_EXERCISE_
Search the entries for the word "miles". Copy each line in which it is found.

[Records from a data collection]
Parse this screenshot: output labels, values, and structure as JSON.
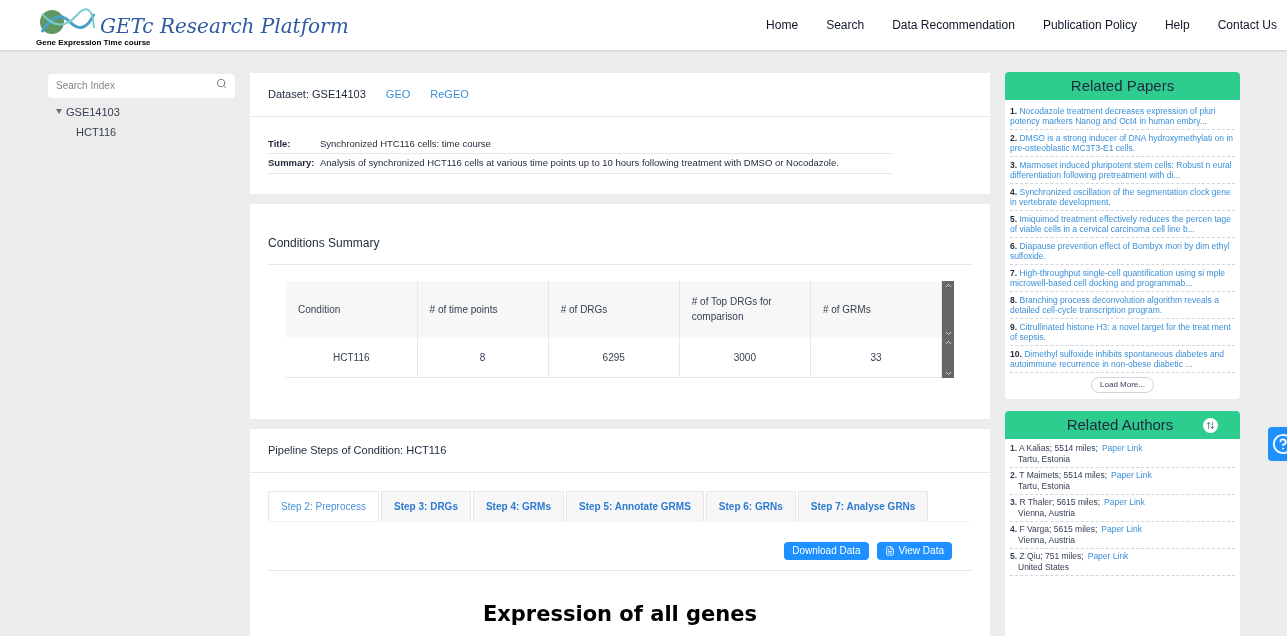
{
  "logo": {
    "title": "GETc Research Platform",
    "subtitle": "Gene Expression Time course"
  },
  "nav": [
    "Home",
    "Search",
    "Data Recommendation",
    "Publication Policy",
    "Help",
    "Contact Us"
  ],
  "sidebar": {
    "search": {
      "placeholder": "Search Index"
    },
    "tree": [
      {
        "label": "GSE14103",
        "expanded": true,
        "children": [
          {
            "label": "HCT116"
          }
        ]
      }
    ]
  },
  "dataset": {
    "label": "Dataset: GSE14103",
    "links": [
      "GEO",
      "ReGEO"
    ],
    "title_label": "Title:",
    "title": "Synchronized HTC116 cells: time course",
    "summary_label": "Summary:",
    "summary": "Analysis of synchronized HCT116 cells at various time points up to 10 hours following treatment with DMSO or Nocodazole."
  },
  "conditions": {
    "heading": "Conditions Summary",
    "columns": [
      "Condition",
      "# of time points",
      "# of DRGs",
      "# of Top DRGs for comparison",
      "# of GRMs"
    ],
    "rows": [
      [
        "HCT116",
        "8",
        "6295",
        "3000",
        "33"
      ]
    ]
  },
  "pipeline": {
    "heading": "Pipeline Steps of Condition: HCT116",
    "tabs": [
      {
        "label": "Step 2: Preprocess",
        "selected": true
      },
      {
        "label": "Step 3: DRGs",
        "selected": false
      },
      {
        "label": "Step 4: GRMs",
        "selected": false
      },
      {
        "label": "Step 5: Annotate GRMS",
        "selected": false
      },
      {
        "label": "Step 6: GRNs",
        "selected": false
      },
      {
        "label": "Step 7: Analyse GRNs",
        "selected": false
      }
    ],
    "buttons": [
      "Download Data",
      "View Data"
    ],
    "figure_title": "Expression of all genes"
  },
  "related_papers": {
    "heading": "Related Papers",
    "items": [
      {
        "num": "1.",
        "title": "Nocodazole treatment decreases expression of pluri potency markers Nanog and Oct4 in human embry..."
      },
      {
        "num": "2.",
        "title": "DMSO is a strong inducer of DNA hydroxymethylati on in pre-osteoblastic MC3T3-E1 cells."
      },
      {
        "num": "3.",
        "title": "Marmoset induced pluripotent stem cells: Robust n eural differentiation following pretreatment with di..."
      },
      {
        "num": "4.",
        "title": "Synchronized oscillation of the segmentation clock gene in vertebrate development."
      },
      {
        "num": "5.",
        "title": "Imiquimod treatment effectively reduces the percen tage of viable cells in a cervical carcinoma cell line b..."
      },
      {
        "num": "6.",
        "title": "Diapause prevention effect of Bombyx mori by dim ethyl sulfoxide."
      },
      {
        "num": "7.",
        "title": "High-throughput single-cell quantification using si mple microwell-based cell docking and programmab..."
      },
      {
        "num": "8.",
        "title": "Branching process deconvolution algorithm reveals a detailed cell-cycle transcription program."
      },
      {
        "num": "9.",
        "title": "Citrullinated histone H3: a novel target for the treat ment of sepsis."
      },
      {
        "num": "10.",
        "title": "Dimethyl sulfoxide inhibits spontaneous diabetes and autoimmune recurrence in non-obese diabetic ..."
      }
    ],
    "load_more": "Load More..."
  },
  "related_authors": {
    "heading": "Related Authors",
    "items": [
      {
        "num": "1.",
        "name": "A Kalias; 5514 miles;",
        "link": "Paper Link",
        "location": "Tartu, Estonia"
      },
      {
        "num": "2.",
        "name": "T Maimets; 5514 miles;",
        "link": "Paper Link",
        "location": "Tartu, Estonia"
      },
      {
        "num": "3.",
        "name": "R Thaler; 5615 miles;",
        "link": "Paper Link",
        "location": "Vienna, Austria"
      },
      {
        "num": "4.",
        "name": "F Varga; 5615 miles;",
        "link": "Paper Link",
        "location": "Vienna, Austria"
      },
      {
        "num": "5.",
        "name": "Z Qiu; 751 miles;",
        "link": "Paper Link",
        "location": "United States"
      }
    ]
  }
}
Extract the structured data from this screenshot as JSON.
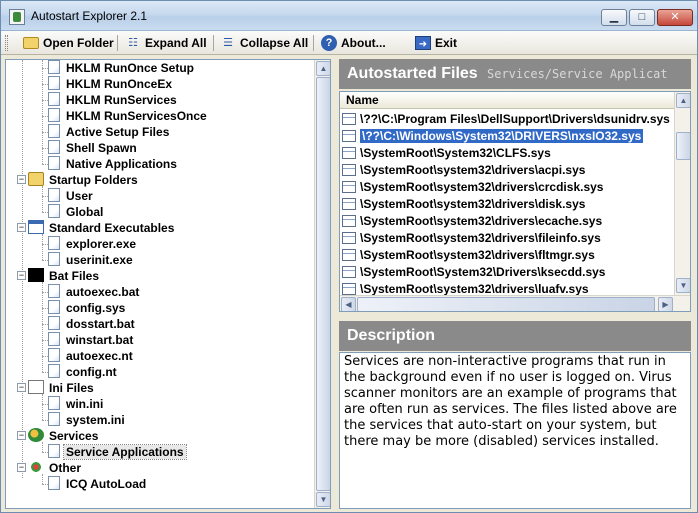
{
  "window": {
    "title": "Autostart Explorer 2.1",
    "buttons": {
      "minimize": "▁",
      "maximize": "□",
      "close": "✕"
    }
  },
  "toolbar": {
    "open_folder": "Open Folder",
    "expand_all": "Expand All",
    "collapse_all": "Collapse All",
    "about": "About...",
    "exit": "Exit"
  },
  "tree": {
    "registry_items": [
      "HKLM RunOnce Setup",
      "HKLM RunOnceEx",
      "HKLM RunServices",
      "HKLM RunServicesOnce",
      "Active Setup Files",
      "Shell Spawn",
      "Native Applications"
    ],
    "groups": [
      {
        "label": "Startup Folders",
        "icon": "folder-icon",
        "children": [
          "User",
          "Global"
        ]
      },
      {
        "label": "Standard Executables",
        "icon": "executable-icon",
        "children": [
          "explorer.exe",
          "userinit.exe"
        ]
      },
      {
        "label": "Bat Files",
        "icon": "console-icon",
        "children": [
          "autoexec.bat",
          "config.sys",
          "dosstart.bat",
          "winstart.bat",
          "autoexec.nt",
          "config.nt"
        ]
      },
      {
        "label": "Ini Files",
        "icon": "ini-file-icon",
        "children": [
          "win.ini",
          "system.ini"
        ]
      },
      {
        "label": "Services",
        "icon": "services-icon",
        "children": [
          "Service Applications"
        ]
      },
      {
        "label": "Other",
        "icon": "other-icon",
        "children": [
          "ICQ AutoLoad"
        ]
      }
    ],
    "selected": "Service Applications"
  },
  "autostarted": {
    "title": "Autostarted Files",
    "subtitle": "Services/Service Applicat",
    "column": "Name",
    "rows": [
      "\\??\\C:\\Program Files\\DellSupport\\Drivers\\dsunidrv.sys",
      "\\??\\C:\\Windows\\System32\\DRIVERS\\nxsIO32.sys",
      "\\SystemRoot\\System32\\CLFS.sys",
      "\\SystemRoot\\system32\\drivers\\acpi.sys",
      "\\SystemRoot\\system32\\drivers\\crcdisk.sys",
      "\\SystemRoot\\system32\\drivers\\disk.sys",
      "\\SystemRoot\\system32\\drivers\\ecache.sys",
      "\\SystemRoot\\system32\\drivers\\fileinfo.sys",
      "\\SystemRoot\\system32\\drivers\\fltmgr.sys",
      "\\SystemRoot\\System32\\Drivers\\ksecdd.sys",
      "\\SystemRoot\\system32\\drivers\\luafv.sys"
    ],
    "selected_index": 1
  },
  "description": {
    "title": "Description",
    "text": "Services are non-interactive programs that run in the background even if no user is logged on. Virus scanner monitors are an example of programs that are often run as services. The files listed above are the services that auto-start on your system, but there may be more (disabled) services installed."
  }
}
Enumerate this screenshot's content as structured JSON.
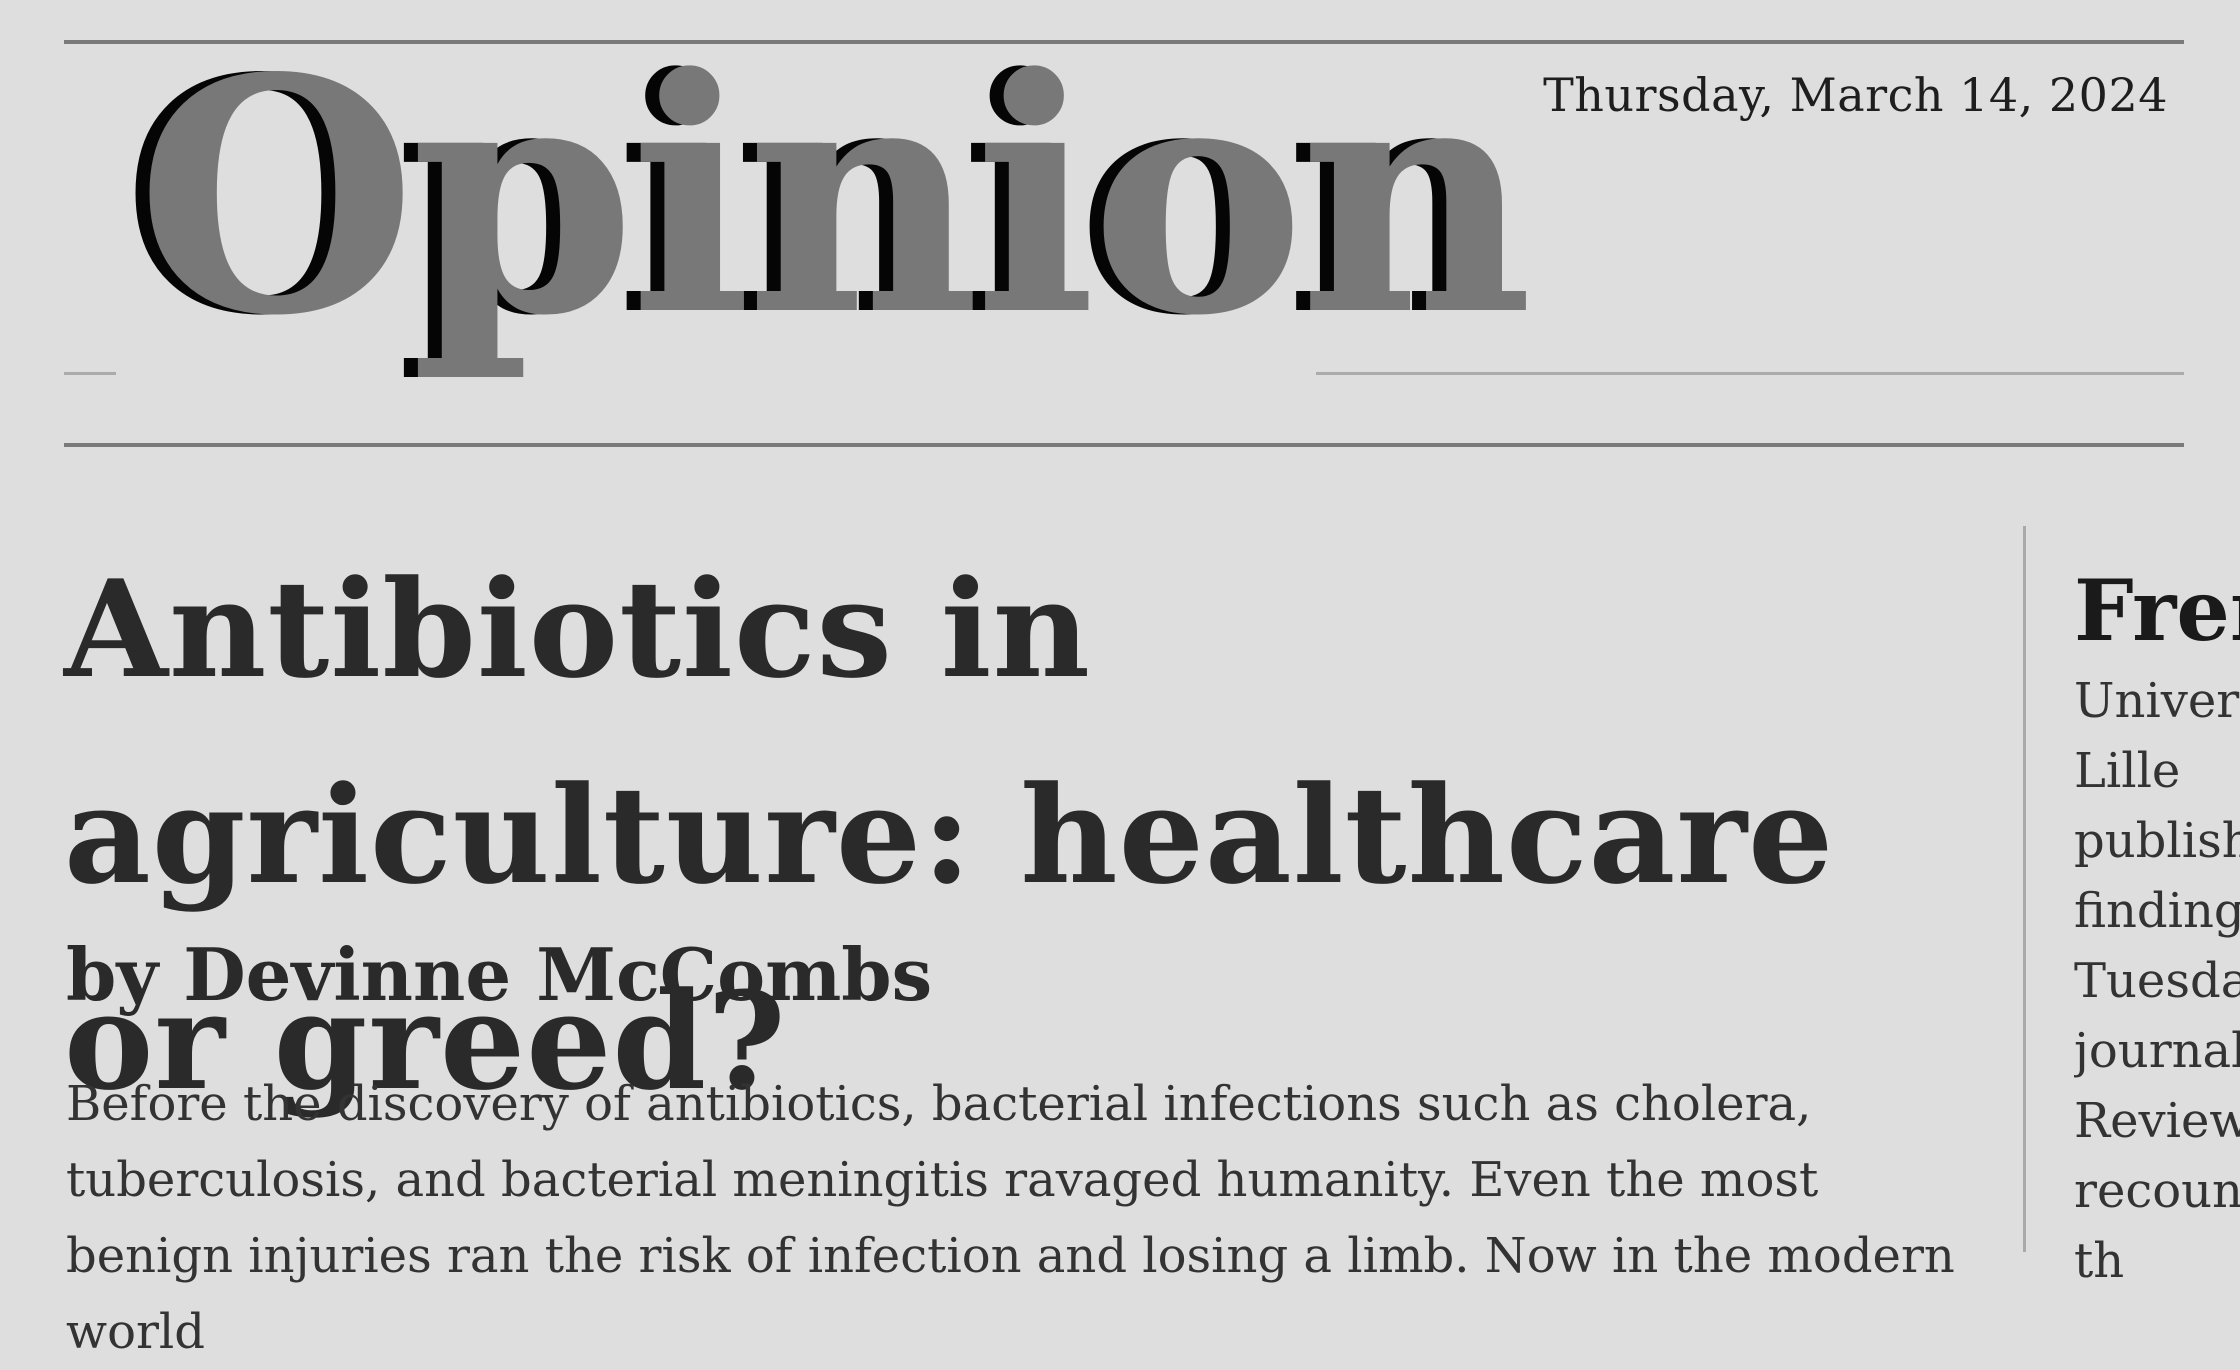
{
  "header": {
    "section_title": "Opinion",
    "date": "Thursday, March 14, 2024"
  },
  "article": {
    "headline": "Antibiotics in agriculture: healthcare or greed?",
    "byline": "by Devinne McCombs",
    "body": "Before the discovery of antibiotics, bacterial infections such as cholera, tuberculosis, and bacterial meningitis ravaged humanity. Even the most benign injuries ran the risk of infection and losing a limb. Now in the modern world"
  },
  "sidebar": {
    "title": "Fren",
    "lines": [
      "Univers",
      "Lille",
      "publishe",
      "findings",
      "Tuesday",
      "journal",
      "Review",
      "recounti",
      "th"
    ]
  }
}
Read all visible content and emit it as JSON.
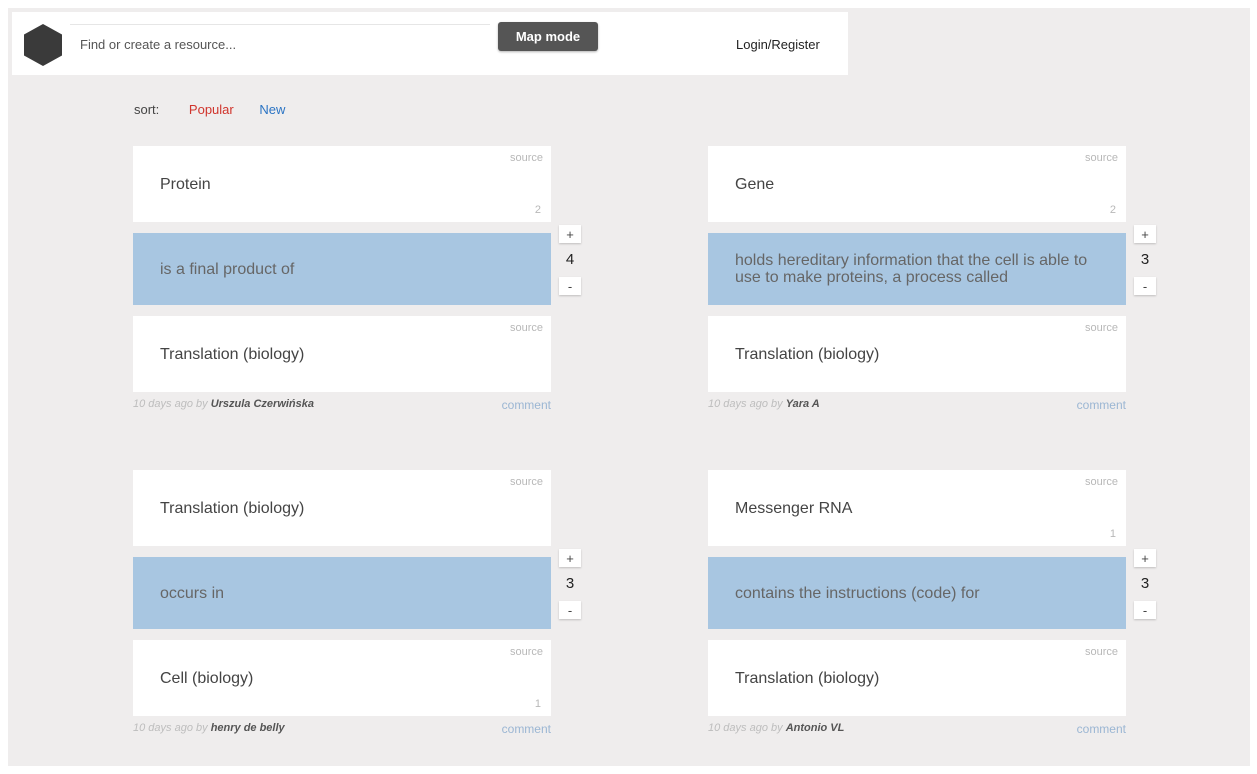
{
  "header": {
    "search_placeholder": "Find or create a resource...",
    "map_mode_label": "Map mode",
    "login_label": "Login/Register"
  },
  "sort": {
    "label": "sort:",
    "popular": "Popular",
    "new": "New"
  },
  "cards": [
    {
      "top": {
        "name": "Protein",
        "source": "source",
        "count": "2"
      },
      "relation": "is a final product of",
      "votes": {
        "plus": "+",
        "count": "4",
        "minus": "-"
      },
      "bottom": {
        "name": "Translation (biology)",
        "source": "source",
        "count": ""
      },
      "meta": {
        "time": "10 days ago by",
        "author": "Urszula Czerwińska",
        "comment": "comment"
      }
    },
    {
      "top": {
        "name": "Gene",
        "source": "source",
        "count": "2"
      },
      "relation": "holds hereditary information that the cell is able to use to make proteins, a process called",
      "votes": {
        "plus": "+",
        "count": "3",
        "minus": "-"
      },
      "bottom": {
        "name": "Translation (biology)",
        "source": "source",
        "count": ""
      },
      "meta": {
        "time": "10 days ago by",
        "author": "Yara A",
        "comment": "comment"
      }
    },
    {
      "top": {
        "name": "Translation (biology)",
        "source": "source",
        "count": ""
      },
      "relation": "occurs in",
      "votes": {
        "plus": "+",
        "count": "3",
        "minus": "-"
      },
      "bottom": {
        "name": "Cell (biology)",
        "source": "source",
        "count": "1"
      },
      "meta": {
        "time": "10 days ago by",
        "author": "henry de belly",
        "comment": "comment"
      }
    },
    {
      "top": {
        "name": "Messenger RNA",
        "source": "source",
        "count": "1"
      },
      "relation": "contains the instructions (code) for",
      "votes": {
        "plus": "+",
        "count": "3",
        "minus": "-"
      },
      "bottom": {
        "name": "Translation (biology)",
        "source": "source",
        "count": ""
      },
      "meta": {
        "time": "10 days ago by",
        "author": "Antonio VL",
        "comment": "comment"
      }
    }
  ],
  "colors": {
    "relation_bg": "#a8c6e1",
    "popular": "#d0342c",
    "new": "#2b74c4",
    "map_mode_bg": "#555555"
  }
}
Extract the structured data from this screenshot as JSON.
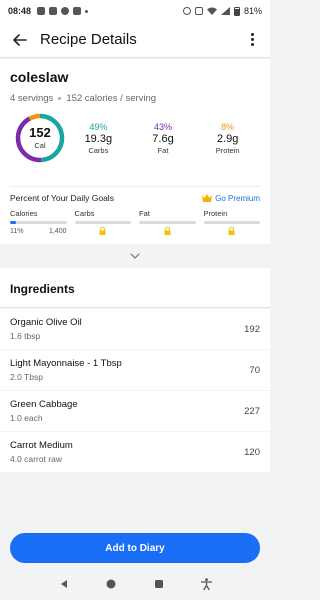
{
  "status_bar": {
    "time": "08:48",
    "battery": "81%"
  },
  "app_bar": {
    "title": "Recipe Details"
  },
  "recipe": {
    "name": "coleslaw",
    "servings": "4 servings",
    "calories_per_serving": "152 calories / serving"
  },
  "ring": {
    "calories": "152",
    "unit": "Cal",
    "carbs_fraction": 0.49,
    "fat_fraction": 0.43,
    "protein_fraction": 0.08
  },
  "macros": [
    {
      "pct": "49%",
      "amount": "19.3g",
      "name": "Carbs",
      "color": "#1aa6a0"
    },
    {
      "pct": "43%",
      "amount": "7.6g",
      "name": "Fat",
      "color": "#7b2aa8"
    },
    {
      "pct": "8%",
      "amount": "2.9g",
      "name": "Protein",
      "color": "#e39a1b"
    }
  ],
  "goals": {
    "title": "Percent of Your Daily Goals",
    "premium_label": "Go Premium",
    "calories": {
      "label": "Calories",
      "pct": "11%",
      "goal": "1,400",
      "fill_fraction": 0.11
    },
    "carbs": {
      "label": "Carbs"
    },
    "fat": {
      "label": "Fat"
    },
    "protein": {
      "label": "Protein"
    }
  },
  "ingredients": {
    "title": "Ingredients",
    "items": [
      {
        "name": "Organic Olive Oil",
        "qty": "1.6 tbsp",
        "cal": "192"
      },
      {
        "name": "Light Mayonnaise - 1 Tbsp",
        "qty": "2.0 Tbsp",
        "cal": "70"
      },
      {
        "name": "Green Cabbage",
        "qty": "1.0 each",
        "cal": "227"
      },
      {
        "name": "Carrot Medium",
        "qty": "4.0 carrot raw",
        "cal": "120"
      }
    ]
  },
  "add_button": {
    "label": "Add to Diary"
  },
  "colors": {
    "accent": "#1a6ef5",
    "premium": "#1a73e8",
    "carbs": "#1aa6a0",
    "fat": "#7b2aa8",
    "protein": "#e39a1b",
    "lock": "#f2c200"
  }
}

_SOLUTION TO THE PROBLEM_
        "name": "A Kalias; 5514 miles;",
        "name": "T Maimets; 5514 miles;",
        "name": "R Thaler; 5615 miles;",
        "name": "F Varga; 5615 miles;",
        "name": "Z Qiu; 751 miles;",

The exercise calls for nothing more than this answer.